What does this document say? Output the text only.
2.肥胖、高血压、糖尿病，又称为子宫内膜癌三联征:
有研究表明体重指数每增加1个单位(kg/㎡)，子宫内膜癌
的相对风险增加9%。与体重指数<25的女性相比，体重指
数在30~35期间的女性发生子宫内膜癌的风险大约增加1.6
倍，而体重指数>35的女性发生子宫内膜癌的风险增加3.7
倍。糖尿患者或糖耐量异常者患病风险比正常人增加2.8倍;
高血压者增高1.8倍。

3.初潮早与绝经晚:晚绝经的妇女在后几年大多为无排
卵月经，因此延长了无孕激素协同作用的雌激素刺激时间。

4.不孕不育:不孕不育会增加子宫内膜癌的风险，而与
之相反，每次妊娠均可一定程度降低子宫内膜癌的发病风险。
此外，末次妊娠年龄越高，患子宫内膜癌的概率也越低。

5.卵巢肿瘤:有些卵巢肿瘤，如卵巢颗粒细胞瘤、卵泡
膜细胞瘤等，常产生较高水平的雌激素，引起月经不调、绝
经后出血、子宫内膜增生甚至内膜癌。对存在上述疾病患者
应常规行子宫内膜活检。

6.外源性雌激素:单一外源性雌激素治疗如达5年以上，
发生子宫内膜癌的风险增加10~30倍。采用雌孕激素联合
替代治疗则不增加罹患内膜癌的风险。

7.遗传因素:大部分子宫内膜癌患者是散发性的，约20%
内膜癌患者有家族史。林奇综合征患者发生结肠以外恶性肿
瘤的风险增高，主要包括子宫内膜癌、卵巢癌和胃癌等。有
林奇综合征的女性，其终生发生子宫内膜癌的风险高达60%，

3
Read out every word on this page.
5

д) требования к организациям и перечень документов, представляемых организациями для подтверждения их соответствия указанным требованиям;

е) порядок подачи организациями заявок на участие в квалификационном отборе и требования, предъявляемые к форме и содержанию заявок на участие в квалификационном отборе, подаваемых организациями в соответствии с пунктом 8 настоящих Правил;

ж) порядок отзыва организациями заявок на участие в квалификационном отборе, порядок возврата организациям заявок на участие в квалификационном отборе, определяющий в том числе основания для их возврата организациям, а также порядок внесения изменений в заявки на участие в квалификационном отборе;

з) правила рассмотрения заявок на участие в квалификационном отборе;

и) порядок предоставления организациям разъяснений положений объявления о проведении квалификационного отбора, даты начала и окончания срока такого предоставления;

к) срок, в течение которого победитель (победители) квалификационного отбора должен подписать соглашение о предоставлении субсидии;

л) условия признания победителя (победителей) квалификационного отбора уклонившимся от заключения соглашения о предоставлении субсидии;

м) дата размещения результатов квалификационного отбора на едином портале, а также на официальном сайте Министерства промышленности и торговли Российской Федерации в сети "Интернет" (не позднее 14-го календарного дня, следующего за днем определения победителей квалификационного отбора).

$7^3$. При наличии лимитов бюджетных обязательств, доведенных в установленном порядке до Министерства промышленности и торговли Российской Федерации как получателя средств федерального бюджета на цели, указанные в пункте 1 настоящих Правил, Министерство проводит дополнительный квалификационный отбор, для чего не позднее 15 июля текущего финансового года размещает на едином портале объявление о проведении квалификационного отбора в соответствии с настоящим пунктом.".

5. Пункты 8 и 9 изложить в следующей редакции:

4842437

• _BRIEF_:
Pick out all the lines with the word "предоставлении" in them and copy them.

• _WORKED ANSWER_:
к) срок, в течение которого победитель (победители) квалификационного отбора должен подписать соглашение о предоставлении субсидии;
л) условия признания победителя (победителей) квалификационного отбора уклонившимся от заключения соглашения о предоставлении субсидии;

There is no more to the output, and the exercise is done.